** BEGIN Exercise materials **

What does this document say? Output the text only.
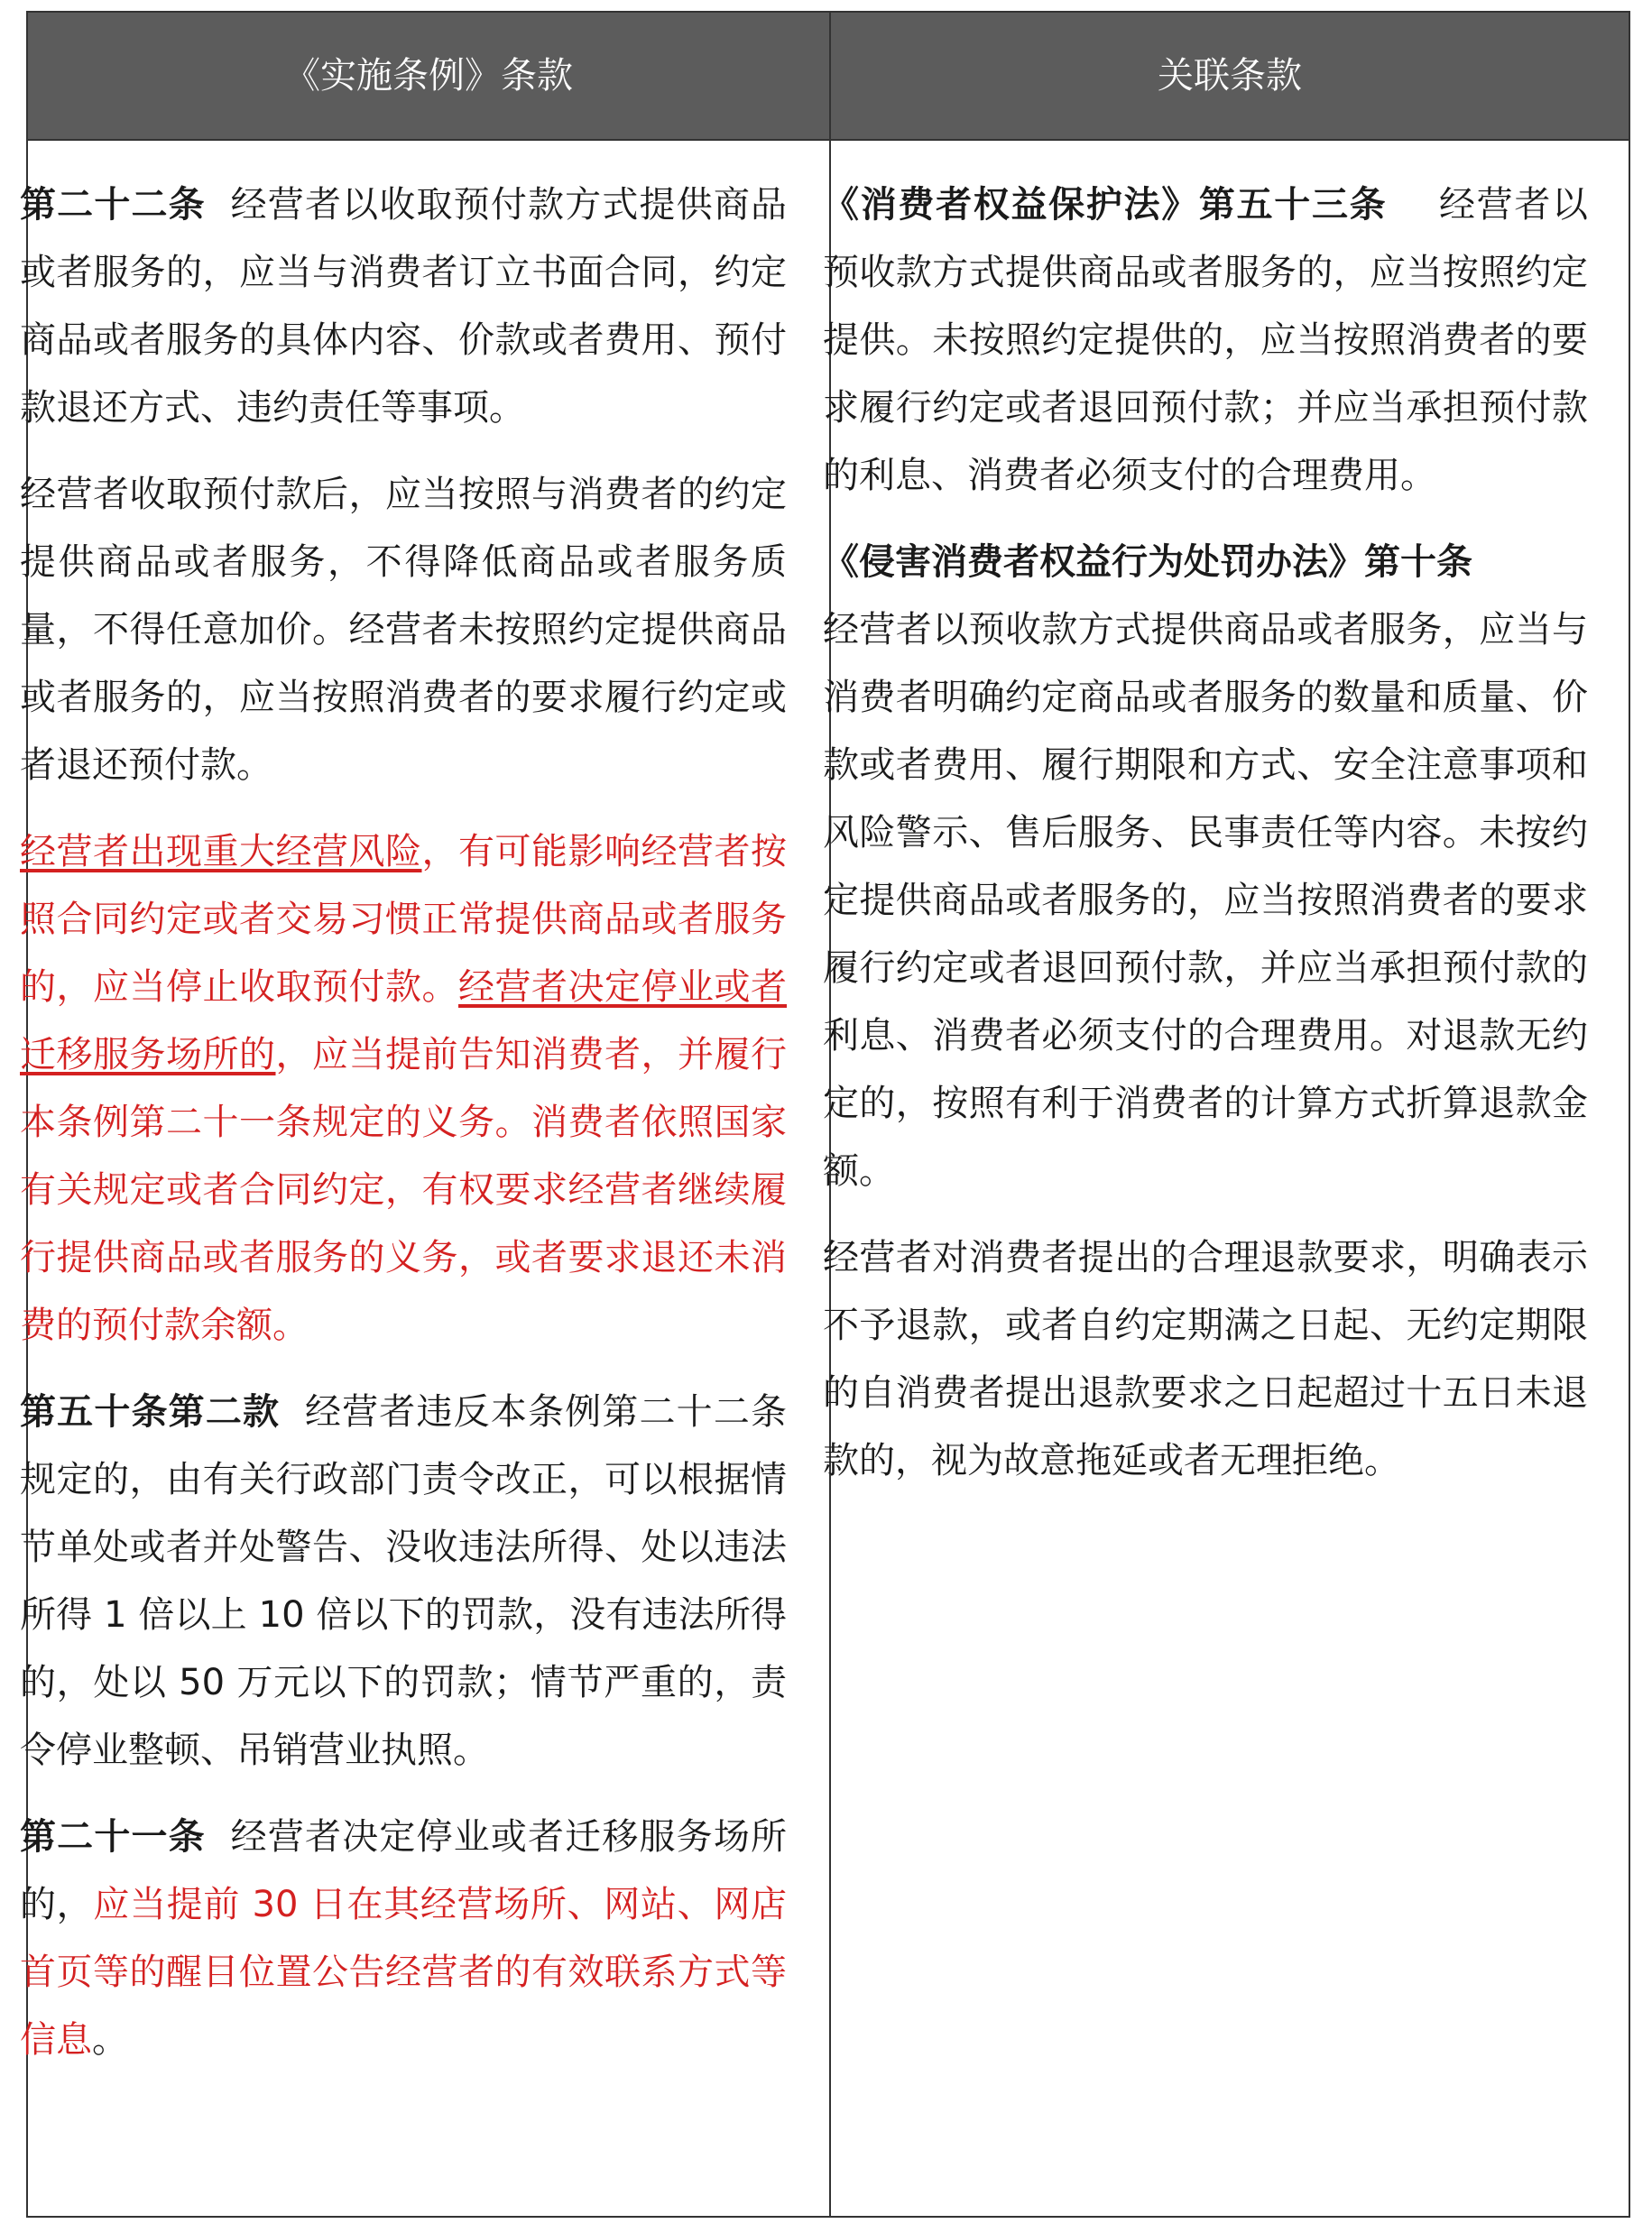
《实施条例》条款	关联条款

第二十二条 经营者以收取预付款方式提供商品或者服务的，应当与消费者订立书面合同，约定商品或者服务的具体内容、价款或者费用、预付款退还方式、违约责任等事项。

经营者收取预付款后，应当按照与消费者的约定提供商品或者服务，不得降低商品或者服务质量，不得任意加价。经营者未按照约定提供商品或者服务的，应当按照消费者的要求履行约定或者退还预付款。

经营者出现重大经营风险，有可能影响经营者按照合同约定或者交易习惯正常提供商品或者服务的，应当停止收取预付款。经营者决定停业或者迁移服务场所的，应当提前告知消费者，并履行本条例第二十一条规定的义务。消费者依照国家有关规定或者合同约定，有权要求经营者继续履行提供商品或者服务的义务，或者要求退还未消费的预付款余额。

第五十条第二款 经营者违反本条例第二十二条规定的，由有关行政部门责令改正，可以根据情节单处或者并处警告、没收违法所得、处以违法所得 1 倍以上 10 倍以下的罚款，没有违法所得的，处以 50 万元以下的罚款；情节严重的，责令停业整顿、吊销营业执照。

第二十一条 经营者决定停业或者迁移服务场所的，应当提前 30 日在其经营场所、网站、网店首页等的醒目位置公告经营者的有效联系方式等信息。

《消费者权益保护法》第五十三条 经营者以预收款方式提供商品或者服务的，应当按照约定提供。未按照约定提供的，应当按照消费者的要求履行约定或者退回预付款；并应当承担预付款的利息、消费者必须支付的合理费用。

《侵害消费者权益行为处罚办法》第十条
经营者以预收款方式提供商品或者服务，应当与消费者明确约定商品或者服务的数量和质量、价款或者费用、履行期限和方式、安全注意事项和风险警示、售后服务、民事责任等内容。未按约定提供商品或者服务的，应当按照消费者的要求履行约定或者退回预付款，并应当承担预付款的利息、消费者必须支付的合理费用。对退款无约定的，按照有利于消费者的计算方式折算退款金额。

经营者对消费者提出的合理退款要求，明确表示不予退款，或者自约定期满之日起、无约定期限的自消费者提出退款要求之日起超过十五日未退款的，视为故意拖延或者无理拒绝。
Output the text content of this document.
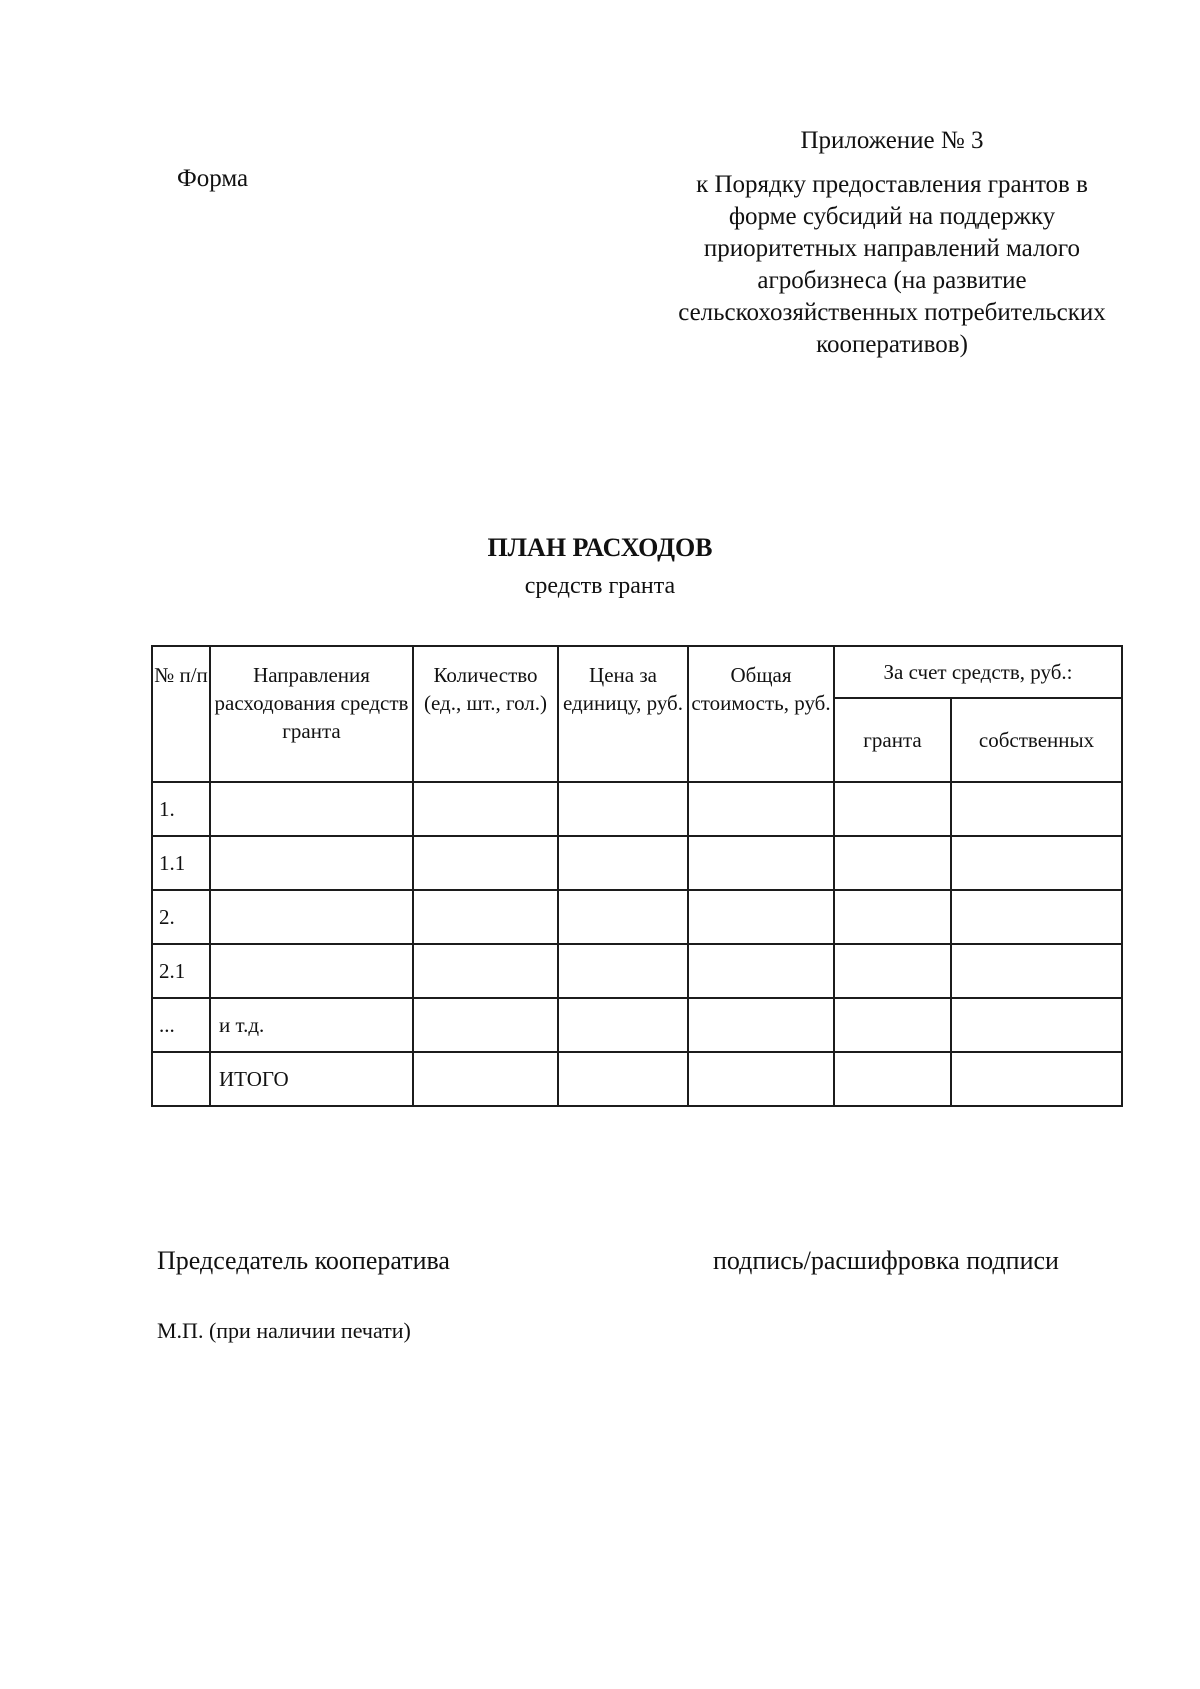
Форма
Приложение № 3
к Порядку предоставления грантов в форме субсидий на поддержку приоритетных направлений малого агробизнеса (на развитие сельскохозяйственных потребительских кооперативов)
ПЛАН РАСХОДОВ
средств гранта
№ п/п	Направления расходования средств гранта	Количество (ед., шт., гол.)	Цена за единицу, руб.	Общая стоимость, руб.	За счет средств, руб.:	
					гранта	собственных
1.						
1.1						
2.						
2.1						
...	и т.д.					
	ИТОГО					
Председатель кооператива	подпись/расшифровка подписи
М.П. (при наличии печати)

** END Exercise materials **

◆ Task brief:
Tally up how many lines in the preceding listing contain the word "Output". Give nothing but the number.

◆ Task result:
2